De acordo com o texto sobre a viagem à China, quantas línguas oficiais existem no país?

== Texto extraído ==

┄┄┄┄┄┄

A razão pela qual escrevo este preâmbulo tão longo onde refiro zero linhas acerca do que me aconteceu tem a ver com a complexidade da situação chinesa. Se nunca visitaram um país ditatorial, algumas das coisas que escreverei surpreenderão. A China é um mundo, com o quádruplo elevado ao cubo de culturas diferentes, histórias diferentes: há dezasseis línguas oficias e nem vou entrar pelos dialectos regionais aceites. Na tômbola que é a História, muitos povos tiveram aqui assento e por muito que o Partido Comunista Chinês esteja a tentar corrigir isso, os seus sinais ainda surgem, com maior ou menor força, por todo o país. Por muito que nos tentem convencer na escola de que o centro da História é a Europa, na verdade ele passa por aqui e pisar terras chinesas é quase voltar a um tempo antes do tempo. Vão entender que a China é uma construção dos Chineses, mas não da maneira que pensam; que regimes e pessoas podem ser duas coisas bem separadas; que há um custo inerente a viajar num país tão extenso; e que a não ser que tenhamos mais de cinquenta anos, não sabemos, de todo, o que é ser oprimido. Existe uma diferença muito grande entre aquilo que lemos nos jornais sobre o que é comportamento ditatorial e as formas que este assume de facto. Insidioso, por vezes muito mais subtil do que se espera. Que altera o nosso comportamento. Num certo sentido. estas serão as crónicas mais políticas que escrevi, porque é impossível vir aqui e ficar indiferente. A não ser que optemos por nos escondermos do mundo. Há quem me tenha dito que talvez veja mais mundo do que a maior parte das pessoas que conhecem e embora eu nunca me possa classificar de cosmopolita ou muito viajado, entendo que o nosso olhar é um professor muito útil e podemos aprender muito se pararmos um pouco para entender o que passa por nós de frosques de fresquinho. O que tento trazer da China é essa experiência, até porque visitei zonas muito pouco turísticas, locais onde muitas vezes era quase o único ocidental em dezenas de quilómetros. Se nada mais trago, que vos dê isto.

┄┄┄┄┄┄

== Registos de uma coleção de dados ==

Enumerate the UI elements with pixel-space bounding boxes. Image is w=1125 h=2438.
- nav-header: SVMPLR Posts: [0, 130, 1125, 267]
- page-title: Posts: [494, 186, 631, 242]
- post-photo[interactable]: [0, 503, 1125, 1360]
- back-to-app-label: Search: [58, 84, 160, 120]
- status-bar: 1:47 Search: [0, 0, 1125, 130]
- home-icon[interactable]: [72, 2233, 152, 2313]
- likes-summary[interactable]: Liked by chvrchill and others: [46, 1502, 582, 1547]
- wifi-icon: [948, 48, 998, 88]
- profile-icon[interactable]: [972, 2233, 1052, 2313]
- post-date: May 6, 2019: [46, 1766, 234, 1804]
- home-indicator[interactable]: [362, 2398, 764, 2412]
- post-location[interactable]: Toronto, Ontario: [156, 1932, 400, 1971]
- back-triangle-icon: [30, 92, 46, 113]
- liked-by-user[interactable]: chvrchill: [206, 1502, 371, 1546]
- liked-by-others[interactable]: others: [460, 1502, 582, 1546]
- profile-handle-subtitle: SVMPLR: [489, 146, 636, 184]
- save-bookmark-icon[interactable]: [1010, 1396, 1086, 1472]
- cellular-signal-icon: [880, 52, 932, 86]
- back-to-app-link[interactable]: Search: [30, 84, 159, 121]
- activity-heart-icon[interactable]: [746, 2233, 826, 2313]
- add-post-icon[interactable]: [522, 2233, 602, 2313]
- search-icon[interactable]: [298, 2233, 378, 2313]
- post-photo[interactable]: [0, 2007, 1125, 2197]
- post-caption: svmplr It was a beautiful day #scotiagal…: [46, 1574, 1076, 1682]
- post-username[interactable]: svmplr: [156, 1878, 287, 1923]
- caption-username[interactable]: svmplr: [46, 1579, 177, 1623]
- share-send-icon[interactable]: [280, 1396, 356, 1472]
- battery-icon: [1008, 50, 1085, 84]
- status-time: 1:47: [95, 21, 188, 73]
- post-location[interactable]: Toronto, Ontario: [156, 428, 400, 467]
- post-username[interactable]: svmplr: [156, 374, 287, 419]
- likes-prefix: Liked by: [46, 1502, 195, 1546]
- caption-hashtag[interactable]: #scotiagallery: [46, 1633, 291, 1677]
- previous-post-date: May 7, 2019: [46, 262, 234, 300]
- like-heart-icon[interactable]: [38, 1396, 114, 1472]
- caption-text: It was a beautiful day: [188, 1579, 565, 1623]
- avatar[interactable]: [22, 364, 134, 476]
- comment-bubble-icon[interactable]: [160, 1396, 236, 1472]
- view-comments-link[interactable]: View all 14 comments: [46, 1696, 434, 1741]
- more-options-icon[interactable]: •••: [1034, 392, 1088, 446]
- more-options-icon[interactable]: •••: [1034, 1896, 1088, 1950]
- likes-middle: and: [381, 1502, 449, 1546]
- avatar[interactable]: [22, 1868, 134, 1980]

┄┄┄┄┄┄

== Resposta à tarefa ==
Há dezasseis línguas oficiais na China.